▶ Source text:
The husband is aged 48 (d.o.b. 1974). He also lives in rented accommodation in a historic city in England. He was born and brought up in England and is a British citizen. He is also a pleasant, impressive, intelligent, able and educated individual. He learned Arabic at University and he has been able to combine his language and financial skills to conduct a highly successful career in investment finance in the Middle East.
They met in London and started a relationship in May 2003. It is common ground that, initially, this was largely a trans-Atlantic relationship, with the wife living in New York and the husband in London and visiting each other only for such fleeting times as they could fit around their work; but it is common ground that it was a loving and intimate and emotionally committed relationship from an early stage. It is common ground that in about August 2004 the husband relocated to New York to enable him to pursue the relationship more easily. There is a dispute which I need to resolve as to whether this became a relationship of cohabitation when he arrived in New York in August 2004 (as the husband contends) or only later when they became engaged in January 2006 (as the wife contends). On that issue I want to make the following comments:-
I heard a good deal of oral evidence on this subject and was shown a good number of contemporaneous communications from the 2004 to 2006 period.
In broad terms it is the wife’s case that (for personal and moral reasons, and notwithstanding that they were in a loving and intimate relationship from even earlier than August 2004) she did not contemplate cohabiting with the husband prior to formal engagement and that, whilst he spent an average of two or three nights per week with her at her flat before January 2006, and sometimes as much as four, they were definitely not cohabiting as such until January 2006.
In broad terms it is the husband’s case that the parties commenced full cohabitation as soon as he reached New York in August 2004. He accepts that he did rent a room for $1,000 per month in another apartment nearby from August 2004 until early 2006, but this (he says) was a formality required of him by the wife to be able to present a picture of non-cohabitation to the wife’s father, who was thought to have personal, moral or possibly religious objections to pre-marital cohabitation. He told me he only actually stayed in this rented room about 15 nights in the period he rented it. In his view they were in all senses a cohabiting couple throughout this period.

[Stored records]
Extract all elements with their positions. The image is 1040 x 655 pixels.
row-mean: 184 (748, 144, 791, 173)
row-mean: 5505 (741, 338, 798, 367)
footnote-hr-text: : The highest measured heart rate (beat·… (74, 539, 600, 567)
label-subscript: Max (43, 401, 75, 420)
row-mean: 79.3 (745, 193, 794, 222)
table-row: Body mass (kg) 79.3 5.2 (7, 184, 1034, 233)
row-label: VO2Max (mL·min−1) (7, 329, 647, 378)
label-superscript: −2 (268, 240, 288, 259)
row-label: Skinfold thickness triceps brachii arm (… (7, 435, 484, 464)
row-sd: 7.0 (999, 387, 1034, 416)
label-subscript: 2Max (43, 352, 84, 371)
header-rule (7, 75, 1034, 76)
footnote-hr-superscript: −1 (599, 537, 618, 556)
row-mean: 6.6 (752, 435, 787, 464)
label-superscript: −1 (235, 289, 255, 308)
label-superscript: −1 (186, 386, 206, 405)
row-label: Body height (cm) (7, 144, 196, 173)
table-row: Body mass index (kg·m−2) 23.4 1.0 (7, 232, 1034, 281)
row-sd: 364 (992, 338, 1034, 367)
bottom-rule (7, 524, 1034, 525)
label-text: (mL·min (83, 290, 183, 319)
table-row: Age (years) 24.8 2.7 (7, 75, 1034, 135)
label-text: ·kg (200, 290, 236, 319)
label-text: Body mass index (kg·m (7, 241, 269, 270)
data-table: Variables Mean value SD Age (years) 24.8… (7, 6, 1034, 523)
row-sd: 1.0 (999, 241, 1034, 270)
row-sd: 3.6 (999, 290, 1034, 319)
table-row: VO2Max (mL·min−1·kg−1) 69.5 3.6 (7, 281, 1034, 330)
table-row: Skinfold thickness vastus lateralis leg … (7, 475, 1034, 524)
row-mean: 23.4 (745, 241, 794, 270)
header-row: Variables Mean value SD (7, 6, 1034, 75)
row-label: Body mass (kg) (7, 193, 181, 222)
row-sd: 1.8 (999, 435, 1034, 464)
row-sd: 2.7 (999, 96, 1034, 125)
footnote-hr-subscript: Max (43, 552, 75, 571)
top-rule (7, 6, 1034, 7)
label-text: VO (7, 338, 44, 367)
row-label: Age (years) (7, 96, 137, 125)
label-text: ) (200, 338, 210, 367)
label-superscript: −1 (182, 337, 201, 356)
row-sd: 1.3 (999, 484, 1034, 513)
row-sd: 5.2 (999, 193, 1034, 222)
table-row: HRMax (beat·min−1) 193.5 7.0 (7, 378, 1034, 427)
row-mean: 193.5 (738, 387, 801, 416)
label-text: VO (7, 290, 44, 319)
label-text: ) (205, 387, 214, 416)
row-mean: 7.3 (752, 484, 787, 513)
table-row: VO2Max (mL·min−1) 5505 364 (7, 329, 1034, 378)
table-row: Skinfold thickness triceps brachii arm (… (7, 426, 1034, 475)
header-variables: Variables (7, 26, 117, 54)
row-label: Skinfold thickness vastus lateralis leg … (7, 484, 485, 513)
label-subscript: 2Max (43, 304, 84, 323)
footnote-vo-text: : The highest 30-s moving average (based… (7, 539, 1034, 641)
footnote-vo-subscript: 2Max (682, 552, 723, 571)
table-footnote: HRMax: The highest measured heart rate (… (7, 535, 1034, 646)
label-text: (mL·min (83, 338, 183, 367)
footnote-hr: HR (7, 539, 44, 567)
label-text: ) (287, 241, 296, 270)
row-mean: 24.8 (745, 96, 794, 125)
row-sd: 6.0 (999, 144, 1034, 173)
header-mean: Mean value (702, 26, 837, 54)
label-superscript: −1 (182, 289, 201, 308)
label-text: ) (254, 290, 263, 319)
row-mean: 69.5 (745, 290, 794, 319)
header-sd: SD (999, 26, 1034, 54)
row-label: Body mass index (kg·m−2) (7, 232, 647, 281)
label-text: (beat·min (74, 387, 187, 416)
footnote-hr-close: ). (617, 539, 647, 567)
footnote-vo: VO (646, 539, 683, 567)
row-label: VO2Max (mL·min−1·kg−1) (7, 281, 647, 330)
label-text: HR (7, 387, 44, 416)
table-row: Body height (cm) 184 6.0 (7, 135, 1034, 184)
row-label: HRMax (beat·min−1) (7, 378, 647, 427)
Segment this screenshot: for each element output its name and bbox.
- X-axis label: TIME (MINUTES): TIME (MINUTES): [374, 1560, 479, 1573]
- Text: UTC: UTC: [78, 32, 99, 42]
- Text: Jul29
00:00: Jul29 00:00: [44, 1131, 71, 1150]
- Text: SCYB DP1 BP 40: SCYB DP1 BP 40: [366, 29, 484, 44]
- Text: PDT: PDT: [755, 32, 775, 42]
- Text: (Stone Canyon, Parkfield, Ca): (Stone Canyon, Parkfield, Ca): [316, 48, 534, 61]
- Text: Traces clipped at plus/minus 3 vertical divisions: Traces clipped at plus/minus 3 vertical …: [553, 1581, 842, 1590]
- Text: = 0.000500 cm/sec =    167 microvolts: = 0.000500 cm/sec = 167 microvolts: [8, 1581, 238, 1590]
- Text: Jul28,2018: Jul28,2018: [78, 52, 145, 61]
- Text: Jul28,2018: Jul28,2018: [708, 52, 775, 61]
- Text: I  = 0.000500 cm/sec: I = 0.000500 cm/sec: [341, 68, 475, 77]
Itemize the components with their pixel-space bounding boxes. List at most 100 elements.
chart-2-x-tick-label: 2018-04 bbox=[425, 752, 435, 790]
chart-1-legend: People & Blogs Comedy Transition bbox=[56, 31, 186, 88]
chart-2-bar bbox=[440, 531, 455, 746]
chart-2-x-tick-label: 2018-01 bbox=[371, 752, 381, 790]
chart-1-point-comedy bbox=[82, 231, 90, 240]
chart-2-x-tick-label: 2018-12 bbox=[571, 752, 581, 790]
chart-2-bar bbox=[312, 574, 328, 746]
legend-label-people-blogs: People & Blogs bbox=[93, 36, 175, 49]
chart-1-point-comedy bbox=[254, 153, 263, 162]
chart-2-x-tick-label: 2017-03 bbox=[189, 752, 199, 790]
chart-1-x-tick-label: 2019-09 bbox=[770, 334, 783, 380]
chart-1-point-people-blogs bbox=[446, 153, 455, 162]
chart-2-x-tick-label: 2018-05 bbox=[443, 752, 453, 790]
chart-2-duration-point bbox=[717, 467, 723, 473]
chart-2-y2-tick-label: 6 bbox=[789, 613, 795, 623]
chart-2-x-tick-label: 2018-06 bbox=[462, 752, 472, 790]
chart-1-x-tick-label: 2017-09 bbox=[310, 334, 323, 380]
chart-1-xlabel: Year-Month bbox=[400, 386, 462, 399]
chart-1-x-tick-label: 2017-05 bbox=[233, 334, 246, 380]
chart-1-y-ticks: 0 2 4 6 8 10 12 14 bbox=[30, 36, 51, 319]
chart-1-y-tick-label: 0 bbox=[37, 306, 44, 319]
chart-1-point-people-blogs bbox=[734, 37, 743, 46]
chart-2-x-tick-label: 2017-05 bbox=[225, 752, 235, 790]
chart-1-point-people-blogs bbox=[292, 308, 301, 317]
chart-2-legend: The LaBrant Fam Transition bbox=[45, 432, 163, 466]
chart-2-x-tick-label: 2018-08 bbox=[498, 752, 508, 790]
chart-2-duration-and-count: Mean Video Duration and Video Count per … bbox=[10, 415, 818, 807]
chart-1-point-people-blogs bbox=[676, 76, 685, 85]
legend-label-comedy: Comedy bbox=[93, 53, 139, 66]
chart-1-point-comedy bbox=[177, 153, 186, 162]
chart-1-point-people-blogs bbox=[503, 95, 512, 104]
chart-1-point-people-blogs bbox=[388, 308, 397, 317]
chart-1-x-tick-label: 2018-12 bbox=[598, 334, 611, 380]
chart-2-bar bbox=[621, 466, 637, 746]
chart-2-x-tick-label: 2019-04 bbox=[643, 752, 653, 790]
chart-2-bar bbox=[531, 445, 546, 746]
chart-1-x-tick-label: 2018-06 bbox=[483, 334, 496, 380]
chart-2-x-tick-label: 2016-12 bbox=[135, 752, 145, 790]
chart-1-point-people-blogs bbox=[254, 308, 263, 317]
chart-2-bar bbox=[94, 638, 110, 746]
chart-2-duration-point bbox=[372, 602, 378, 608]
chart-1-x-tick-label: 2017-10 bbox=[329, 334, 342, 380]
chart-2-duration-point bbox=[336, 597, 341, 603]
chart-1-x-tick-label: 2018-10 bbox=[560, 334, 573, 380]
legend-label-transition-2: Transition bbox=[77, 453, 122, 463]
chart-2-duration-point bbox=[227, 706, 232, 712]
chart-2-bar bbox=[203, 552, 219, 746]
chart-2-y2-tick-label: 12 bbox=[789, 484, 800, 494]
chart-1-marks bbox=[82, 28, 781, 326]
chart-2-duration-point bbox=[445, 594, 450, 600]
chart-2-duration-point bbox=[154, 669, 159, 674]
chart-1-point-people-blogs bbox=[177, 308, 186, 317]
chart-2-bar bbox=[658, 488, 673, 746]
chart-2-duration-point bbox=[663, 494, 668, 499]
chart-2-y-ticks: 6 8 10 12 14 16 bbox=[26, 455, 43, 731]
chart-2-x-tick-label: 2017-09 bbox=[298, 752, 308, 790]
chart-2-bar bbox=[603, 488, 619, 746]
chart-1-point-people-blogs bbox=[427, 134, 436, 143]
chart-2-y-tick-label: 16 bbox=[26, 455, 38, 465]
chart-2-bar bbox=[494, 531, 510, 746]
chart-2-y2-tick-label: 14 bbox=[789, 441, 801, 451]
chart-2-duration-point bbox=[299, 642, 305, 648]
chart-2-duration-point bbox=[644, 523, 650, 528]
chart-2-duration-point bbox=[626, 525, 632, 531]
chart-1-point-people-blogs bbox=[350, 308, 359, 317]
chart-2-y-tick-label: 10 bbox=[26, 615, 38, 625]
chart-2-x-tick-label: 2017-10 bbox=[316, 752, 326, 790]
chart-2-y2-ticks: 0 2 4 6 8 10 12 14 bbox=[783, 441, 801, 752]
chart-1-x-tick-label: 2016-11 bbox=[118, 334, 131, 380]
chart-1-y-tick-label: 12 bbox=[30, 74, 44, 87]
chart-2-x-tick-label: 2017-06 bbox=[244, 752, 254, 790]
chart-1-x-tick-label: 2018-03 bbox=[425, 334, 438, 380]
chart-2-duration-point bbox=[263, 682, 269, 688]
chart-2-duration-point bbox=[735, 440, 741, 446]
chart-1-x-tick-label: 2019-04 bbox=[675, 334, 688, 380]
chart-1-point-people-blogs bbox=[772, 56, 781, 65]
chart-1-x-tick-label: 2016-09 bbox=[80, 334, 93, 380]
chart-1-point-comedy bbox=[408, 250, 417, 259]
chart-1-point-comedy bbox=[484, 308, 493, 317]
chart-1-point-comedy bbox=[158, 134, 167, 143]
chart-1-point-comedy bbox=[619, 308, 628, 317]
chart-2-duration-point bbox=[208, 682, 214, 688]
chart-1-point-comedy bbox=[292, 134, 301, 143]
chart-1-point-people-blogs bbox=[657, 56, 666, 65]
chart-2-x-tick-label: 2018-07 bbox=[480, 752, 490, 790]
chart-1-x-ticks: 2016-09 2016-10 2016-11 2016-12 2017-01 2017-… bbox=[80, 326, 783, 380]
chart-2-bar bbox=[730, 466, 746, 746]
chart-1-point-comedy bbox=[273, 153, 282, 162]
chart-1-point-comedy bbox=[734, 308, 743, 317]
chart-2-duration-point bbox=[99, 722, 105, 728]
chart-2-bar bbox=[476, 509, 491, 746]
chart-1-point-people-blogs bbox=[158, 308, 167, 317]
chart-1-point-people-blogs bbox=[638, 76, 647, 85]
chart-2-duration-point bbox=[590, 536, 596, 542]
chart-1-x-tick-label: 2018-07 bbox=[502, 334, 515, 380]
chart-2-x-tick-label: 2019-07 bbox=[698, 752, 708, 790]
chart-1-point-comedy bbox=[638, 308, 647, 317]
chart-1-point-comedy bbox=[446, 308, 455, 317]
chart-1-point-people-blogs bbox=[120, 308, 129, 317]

▶ Work to do:
Copy out the passage about the couple's relationship word for word, starting at "In broad terms it is the wife’s" and ending at "until January 2006.".

▶ Written solution:
In broad terms it is the wife’s case that (for personal and moral reasons, and notwithstanding that they were in a loving and intimate relationship from even earlier than August 2004) she did not contemplate cohabiting with the husband prior to formal engagement and that, whilst he spent an average of two or three nights per week with her at her flat before January 2006, and sometimes as much as four, they were definitely not cohabiting as such until January 2006.